---- RECORDS TO PROCESS

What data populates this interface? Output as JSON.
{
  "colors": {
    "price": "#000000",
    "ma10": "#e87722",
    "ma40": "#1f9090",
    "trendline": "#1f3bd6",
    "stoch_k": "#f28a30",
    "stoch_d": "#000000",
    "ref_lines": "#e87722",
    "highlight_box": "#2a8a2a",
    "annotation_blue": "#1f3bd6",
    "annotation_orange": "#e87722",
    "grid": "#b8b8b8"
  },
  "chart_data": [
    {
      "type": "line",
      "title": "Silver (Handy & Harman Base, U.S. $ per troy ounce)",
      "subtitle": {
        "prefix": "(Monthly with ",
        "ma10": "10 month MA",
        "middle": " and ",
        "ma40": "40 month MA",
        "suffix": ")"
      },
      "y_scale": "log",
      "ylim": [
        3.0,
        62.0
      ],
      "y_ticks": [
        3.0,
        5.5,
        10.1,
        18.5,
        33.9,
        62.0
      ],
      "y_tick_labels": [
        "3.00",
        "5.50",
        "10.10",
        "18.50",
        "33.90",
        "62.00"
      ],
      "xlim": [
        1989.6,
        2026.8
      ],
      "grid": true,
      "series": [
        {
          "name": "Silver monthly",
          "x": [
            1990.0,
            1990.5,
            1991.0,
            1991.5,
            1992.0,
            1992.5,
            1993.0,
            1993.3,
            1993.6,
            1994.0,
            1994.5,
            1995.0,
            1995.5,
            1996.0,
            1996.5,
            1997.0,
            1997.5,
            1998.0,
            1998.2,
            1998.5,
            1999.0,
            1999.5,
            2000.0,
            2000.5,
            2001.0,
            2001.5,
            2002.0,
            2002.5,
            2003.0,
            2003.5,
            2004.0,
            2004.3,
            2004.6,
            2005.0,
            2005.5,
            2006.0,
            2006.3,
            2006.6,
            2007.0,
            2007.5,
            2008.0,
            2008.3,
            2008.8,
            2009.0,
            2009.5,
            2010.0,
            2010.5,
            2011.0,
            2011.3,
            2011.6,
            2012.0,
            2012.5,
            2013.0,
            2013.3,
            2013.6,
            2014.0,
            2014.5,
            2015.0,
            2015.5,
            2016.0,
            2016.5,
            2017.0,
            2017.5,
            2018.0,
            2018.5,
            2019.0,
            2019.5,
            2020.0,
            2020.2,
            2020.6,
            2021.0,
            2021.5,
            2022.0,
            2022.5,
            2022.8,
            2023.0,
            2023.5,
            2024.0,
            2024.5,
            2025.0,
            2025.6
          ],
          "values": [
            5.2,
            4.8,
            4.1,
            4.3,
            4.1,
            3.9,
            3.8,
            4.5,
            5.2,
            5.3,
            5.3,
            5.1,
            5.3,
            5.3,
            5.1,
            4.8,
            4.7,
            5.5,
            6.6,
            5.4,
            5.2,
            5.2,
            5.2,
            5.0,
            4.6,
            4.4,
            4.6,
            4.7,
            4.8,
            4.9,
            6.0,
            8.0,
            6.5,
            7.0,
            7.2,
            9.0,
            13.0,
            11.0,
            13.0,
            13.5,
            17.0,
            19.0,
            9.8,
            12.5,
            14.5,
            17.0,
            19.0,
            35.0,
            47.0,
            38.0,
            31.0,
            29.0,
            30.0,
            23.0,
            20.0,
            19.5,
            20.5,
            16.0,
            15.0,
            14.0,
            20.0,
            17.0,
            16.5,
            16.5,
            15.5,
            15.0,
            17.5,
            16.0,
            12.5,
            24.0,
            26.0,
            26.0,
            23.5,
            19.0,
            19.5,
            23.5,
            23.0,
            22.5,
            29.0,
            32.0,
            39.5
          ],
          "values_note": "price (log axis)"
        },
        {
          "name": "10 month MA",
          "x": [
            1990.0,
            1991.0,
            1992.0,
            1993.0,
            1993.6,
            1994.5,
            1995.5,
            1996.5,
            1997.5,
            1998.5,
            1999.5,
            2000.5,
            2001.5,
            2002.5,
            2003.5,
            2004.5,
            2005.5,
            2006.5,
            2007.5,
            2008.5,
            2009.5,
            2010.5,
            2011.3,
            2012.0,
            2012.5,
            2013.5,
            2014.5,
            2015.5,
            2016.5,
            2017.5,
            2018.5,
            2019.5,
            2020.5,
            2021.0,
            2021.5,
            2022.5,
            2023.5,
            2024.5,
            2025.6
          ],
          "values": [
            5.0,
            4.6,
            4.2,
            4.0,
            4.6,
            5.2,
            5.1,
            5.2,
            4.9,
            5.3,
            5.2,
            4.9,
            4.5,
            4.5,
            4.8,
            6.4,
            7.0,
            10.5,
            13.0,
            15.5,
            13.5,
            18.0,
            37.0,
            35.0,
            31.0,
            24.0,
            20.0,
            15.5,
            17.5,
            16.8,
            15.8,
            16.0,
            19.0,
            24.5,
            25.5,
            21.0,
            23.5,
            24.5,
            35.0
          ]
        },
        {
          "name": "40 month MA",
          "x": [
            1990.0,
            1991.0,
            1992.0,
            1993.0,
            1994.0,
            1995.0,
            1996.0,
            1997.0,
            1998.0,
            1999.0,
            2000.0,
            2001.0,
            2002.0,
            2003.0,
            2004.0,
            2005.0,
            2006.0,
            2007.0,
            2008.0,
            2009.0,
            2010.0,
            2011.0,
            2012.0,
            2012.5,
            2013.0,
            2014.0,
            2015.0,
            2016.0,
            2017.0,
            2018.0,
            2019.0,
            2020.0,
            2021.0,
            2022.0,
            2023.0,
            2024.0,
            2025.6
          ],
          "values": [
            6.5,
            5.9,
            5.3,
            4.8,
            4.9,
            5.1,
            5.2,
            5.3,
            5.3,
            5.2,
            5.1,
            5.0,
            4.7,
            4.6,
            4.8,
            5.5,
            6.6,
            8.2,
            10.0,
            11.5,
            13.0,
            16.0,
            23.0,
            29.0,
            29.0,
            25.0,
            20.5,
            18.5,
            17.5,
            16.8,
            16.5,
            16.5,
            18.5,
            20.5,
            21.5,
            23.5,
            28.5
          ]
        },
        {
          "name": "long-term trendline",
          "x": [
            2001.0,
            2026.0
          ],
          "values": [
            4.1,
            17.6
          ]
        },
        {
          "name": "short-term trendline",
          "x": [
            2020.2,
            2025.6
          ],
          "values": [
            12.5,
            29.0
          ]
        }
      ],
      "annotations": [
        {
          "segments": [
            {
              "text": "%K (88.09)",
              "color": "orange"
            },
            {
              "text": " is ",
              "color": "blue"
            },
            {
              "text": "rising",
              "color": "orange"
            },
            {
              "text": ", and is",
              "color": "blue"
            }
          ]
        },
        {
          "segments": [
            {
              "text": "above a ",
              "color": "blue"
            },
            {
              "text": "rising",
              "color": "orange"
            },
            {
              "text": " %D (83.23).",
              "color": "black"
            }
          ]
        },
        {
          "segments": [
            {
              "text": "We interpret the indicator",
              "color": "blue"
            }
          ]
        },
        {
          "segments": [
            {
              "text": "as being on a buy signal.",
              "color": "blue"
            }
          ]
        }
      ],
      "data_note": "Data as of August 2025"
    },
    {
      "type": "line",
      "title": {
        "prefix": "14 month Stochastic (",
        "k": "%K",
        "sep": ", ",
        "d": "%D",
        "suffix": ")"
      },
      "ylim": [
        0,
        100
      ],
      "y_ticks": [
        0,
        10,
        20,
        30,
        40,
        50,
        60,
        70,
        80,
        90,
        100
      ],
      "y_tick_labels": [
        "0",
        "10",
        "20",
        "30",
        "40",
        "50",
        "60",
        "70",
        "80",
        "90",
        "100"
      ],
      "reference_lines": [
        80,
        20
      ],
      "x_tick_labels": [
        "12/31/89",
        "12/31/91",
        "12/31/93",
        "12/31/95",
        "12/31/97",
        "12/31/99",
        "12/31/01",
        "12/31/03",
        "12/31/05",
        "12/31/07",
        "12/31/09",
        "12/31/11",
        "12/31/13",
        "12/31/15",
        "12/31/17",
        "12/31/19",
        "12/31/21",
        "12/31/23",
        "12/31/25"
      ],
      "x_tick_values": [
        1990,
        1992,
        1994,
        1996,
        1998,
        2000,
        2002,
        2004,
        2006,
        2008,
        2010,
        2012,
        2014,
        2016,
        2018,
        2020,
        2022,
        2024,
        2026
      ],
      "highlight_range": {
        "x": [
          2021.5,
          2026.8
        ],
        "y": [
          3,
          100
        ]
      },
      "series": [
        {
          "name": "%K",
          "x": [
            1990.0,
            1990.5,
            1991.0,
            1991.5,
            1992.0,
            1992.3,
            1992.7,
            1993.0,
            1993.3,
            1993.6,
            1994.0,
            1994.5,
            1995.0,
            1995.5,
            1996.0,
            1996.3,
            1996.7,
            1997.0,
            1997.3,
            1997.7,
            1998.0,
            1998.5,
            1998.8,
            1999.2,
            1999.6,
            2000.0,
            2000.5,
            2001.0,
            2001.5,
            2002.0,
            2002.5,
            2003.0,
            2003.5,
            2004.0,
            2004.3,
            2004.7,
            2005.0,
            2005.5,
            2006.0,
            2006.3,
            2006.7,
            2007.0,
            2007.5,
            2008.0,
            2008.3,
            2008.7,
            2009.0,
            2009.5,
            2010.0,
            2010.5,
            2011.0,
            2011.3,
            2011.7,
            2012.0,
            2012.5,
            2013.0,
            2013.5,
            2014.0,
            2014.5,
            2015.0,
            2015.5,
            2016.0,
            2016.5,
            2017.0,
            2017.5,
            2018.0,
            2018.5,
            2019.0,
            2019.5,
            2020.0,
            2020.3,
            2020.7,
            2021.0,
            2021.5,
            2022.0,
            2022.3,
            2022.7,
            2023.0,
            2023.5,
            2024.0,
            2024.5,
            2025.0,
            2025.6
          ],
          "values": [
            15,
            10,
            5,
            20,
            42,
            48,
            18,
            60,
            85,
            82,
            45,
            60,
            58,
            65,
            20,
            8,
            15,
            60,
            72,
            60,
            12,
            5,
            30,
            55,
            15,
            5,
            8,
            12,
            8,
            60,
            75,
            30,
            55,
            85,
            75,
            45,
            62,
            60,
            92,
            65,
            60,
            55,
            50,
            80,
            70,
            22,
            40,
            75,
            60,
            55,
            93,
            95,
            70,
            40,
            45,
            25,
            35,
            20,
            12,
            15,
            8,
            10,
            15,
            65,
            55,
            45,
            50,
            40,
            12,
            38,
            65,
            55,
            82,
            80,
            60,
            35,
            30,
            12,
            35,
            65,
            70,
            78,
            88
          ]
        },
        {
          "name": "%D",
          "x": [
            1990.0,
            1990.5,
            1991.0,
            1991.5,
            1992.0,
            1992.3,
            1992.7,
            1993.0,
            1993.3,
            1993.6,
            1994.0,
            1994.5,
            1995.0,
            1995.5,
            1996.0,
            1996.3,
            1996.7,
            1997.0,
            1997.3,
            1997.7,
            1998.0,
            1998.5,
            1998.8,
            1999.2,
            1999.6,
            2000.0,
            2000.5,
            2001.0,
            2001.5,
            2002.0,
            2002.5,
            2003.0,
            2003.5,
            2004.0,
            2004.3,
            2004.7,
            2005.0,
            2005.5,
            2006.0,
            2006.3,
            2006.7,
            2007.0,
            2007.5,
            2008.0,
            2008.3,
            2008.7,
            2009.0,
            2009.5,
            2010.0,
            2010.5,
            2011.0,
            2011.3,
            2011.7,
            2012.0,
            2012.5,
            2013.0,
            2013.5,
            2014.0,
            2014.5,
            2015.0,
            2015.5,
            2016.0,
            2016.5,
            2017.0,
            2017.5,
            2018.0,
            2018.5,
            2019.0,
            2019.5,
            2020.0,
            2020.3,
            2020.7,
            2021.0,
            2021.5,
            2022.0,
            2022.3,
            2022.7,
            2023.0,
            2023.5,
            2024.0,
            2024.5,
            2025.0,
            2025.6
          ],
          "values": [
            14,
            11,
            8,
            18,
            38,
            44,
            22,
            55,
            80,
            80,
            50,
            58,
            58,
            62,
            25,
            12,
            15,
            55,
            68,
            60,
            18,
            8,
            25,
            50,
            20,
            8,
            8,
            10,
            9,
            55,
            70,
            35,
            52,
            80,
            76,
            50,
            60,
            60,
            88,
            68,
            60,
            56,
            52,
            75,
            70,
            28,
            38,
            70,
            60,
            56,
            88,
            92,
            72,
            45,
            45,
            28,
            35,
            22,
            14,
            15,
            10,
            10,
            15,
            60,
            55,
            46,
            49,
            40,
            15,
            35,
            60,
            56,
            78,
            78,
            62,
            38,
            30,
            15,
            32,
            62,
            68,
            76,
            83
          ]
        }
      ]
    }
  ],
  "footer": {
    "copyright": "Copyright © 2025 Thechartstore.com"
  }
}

--------

WRITTEN PROBLEM: Above are lines of data; state how many of them contain the word "Silver", with no other output.

EXERCISE ANSWER: 2